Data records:
● ● ● ●

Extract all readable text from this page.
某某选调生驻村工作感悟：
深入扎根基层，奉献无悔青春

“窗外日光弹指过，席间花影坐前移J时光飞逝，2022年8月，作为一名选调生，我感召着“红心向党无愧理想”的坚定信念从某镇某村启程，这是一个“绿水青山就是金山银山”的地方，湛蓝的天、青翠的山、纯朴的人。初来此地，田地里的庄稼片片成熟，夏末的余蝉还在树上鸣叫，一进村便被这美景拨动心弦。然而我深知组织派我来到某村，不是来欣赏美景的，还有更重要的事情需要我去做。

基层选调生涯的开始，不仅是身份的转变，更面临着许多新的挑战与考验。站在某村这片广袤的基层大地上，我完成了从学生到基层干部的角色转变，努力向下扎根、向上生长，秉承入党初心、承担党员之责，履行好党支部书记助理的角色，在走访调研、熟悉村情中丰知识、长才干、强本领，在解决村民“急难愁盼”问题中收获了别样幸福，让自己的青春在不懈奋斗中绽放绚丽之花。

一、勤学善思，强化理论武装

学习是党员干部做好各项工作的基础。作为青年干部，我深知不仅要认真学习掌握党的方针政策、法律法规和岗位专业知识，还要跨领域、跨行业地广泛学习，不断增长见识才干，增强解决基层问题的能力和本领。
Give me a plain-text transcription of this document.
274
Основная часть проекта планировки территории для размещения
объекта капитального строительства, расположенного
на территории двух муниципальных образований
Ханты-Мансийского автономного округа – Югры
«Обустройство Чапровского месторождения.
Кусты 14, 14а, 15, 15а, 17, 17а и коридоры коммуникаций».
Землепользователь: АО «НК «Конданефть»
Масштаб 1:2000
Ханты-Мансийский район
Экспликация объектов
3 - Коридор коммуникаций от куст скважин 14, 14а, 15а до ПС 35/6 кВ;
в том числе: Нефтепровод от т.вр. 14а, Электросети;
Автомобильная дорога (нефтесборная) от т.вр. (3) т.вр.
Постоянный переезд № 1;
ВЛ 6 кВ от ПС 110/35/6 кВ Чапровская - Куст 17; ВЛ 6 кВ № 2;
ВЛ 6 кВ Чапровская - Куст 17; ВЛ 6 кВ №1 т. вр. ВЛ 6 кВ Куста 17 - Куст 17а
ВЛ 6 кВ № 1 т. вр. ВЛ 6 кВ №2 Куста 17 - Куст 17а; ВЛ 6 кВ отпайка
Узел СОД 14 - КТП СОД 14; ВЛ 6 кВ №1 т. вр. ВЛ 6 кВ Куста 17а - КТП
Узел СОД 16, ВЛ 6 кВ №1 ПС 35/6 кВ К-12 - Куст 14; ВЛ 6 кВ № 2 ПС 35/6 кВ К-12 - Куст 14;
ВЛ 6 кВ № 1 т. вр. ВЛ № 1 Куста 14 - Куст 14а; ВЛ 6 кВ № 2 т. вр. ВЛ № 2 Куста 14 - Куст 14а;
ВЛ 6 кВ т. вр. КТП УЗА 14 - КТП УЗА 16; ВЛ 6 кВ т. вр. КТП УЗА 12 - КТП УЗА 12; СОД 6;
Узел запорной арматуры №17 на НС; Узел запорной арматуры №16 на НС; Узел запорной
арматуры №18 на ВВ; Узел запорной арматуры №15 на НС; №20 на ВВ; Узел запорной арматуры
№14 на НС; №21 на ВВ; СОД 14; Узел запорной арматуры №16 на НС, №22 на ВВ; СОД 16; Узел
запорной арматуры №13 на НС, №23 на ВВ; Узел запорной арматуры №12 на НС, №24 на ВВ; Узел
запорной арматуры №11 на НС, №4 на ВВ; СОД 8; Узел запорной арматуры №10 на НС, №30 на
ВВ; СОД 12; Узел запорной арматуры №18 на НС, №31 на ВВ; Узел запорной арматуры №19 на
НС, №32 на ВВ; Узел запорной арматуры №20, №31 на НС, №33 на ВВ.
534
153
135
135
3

● ● ● ●

DIRECTION> Your reply is one number: how many lines of the records above contain the word "арматуры".

WRITTEN SOLUTION> 7